> **TASK PROMPT**: What follows is a set of entries; retype all of them exactly.
(SOURCE DATA begins)
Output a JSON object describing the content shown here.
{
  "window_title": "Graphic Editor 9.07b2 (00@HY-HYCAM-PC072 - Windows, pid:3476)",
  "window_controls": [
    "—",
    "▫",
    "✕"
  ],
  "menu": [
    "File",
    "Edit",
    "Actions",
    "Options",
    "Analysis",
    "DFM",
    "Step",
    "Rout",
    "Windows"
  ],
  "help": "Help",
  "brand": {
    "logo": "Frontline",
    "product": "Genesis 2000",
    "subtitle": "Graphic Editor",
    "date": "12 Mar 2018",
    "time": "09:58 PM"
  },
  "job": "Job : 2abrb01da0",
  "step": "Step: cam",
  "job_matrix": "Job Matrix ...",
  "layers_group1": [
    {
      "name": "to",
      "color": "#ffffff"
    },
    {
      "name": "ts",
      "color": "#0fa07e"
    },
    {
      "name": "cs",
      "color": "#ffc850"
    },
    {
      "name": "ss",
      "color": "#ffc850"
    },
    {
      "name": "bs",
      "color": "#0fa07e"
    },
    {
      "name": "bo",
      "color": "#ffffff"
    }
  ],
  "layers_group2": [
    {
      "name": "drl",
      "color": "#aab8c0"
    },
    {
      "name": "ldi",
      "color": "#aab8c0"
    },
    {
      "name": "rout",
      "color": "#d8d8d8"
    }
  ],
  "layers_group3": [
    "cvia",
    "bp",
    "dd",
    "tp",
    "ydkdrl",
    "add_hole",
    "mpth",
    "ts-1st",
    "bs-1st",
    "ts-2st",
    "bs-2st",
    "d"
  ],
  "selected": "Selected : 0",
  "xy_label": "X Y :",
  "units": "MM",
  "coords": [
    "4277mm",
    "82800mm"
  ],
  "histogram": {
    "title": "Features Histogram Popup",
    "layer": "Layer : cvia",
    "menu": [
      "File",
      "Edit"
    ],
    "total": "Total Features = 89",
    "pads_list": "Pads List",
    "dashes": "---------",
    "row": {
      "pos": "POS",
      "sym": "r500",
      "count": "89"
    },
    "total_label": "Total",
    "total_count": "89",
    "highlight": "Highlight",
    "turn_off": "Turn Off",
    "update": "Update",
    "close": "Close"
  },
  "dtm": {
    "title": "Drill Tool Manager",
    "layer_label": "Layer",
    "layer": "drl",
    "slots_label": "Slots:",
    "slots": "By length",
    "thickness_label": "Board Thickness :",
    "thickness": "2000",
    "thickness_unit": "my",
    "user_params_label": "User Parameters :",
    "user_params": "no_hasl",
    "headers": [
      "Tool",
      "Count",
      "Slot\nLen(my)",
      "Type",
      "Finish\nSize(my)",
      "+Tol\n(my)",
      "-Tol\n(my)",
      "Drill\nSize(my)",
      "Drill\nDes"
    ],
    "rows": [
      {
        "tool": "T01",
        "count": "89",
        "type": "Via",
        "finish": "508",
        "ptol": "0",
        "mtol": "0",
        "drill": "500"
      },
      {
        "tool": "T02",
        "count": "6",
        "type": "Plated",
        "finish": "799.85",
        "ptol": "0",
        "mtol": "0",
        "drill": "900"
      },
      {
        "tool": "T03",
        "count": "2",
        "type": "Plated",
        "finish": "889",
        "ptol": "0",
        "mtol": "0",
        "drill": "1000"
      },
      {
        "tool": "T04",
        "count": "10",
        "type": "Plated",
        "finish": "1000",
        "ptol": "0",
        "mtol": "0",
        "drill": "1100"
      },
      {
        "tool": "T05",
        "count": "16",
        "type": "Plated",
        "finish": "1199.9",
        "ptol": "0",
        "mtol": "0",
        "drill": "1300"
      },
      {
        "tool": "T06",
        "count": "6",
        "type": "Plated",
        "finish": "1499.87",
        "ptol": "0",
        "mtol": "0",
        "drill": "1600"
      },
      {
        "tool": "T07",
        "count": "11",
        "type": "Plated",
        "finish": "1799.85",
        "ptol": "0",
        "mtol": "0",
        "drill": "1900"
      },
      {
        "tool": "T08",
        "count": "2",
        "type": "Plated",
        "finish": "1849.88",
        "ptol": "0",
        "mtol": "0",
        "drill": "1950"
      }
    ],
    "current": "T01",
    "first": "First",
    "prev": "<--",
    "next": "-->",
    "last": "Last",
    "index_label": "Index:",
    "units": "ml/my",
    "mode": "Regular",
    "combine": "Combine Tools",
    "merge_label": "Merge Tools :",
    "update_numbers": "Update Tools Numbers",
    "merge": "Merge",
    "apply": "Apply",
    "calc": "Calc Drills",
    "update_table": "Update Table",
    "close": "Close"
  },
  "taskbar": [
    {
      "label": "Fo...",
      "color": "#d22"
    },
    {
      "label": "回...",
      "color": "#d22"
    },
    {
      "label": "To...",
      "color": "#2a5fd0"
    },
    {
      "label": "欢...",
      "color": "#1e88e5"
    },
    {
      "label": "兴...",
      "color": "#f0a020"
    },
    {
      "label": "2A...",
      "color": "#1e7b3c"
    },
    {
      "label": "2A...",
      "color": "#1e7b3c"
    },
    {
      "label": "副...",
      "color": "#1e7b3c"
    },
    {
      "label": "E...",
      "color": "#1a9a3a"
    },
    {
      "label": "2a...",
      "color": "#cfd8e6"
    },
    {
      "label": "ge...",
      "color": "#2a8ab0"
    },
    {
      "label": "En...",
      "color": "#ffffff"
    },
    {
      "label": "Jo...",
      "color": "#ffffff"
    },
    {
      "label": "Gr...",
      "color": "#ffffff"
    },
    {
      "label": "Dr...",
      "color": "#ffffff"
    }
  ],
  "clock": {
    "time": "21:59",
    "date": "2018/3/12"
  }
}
(SOURCE DATA ends)
> **PROBLEM SOLUTION**:
Output a JSON object describing the content shown here.
{
  "window_title": "Graphic Editor 9.07b2 (00@HY-HYCAM-PC072 - Windows, pid:3476)",
  "window_controls": [
    "—",
    "▫",
    "✕"
  ],
  "menu": [
    "File",
    "Edit",
    "Actions",
    "Options",
    "Analysis",
    "DFM",
    "Step",
    "Rout",
    "Windows"
  ],
  "help": "Help",
  "brand": {
    "logo": "Frontline",
    "product": "Genesis 2000",
    "subtitle": "Graphic Editor",
    "date": "12 Mar 2018",
    "time": "09:58 PM"
  },
  "job": "Job : 2abrb01da0",
  "step": "Step: cam",
  "job_matrix": "Job Matrix ...",
  "layers_group1": [
    {
      "name": "to",
      "color": "#ffffff"
    },
    {
      "name": "ts",
      "color": "#0fa07e"
    },
    {
      "name": "cs",
      "color": "#ffc850"
    },
    {
      "name": "ss",
      "color": "#ffc850"
    },
    {
      "name": "bs",
      "color": "#0fa07e"
    },
    {
      "name": "bo",
      "color": "#ffffff"
    }
  ],
  "layers_group2": [
    {
      "name": "drl",
      "color": "#aab8c0"
    },
    {
      "name": "ldi",
      "color": "#aab8c0"
    },
    {
      "name": "rout",
      "color": "#d8d8d8"
    }
  ],
  "layers_group3": [
    "cvia",
    "bp",
    "dd",
    "tp",
    "ydkdrl",
    "add_hole",
    "mpth",
    "ts-1st",
    "bs-1st",
    "ts-2st",
    "bs-2st",
    "d"
  ],
  "selected": "Selected : 0",
  "xy_label": "X Y :",
  "units": "MM",
  "coords": [
    "4277mm",
    "82800mm"
  ],
  "histogram": {
    "title": "Features Histogram Popup",
    "layer": "Layer : cvia",
    "menu": [
      "File",
      "Edit"
    ],
    "total": "Total Features = 89",
    "pads_list": "Pads List",
    "dashes": "---------",
    "row": {
      "pos": "POS",
      "sym": "r500",
      "count": "89"
    },
    "total_label": "Total",
    "total_count": "89",
    "highlight": "Highlight",
    "turn_off": "Turn Off",
    "update": "Update",
    "close": "Close"
  },
  "dtm": {
    "title": "Drill Tool Manager",
    "layer_label": "Layer",
    "layer": "drl",
    "slots_label": "Slots:",
    "slots": "By length",
    "thickness_label": "Board Thickness :",
    "thickness": "2000",
    "thickness_unit": "my",
    "user_params_label": "User Parameters :",
    "user_params": "no_hasl",
    "headers": [
      "Tool",
      "Count",
      "Slot\nLen(my)",
      "Type",
      "Finish\nSize(my)",
      "+Tol\n(my)",
      "-Tol\n(my)",
      "Drill\nSize(my)",
      "Drill\nDes"
    ],
    "rows": [
      {
        "tool": "T01",
        "count": "89",
        "type": "Via",
        "finish": "508",
        "ptol": "0",
        "mtol": "0",
        "drill": "500"
      },
      {
        "tool": "T02",
        "count": "6",
        "type": "Plated",
        "finish": "799.85",
        "ptol": "0",
        "mtol": "0",
        "drill": "900"
      },
      {
        "tool": "T03",
        "count": "2",
        "type": "Plated",
        "finish": "889",
        "ptol": "0",
        "mtol": "0",
        "drill": "1000"
      },
      {
        "tool": "T04",
        "count": "10",
        "type": "Plated",
        "finish": "1000",
        "ptol": "0",
        "mtol": "0",
        "drill": "1100"
      },
      {
        "tool": "T05",
        "count": "16",
        "type": "Plated",
        "finish": "1199.9",
        "ptol": "0",
        "mtol": "0",
        "drill": "1300"
      },
      {
        "tool": "T06",
        "count": "6",
        "type": "Plated",
        "finish": "1499.87",
        "ptol": "0",
        "mtol": "0",
        "drill": "1600"
      },
      {
        "tool": "T07",
        "count": "11",
        "type": "Plated",
        "finish": "1799.85",
        "ptol": "0",
        "mtol": "0",
        "drill": "1900"
      },
      {
        "tool": "T08",
        "count": "2",
        "type": "Plated",
        "finish": "1849.88",
        "ptol": "0",
        "mtol": "0",
        "drill": "1950"
      }
    ],
    "current": "T01",
    "first": "First",
    "prev": "<--",
    "next": "-->",
    "last": "Last",
    "index_label": "Index:",
    "units": "ml/my",
    "mode": "Regular",
    "combine": "Combine Tools",
    "merge_label": "Merge Tools :",
    "update_numbers": "Update Tools Numbers",
    "merge": "Merge",
    "apply": "Apply",
    "calc": "Calc Drills",
    "update_table": "Update Table",
    "close": "Close"
  },
  "taskbar": [
    {
      "label": "Fo...",
      "color": "#d22"
    },
    {
      "label": "回...",
      "color": "#d22"
    },
    {
      "label": "To...",
      "color": "#2a5fd0"
    },
    {
      "label": "欢...",
      "color": "#1e88e5"
    },
    {
      "label": "兴...",
      "color": "#f0a020"
    },
    {
      "label": "2A...",
      "color": "#1e7b3c"
    },
    {
      "label": "2A...",
      "color": "#1e7b3c"
    },
    {
      "label": "副...",
      "color": "#1e7b3c"
    },
    {
      "label": "E...",
      "color": "#1a9a3a"
    },
    {
      "label": "2a...",
      "color": "#cfd8e6"
    },
    {
      "label": "ge...",
      "color": "#2a8ab0"
    },
    {
      "label": "En...",
      "color": "#ffffff"
    },
    {
      "label": "Jo...",
      "color": "#ffffff"
    },
    {
      "label": "Gr...",
      "color": "#ffffff"
    },
    {
      "label": "Dr...",
      "color": "#ffffff"
    }
  ],
  "clock": {
    "time": "21:59",
    "date": "2018/3/12"
  }
}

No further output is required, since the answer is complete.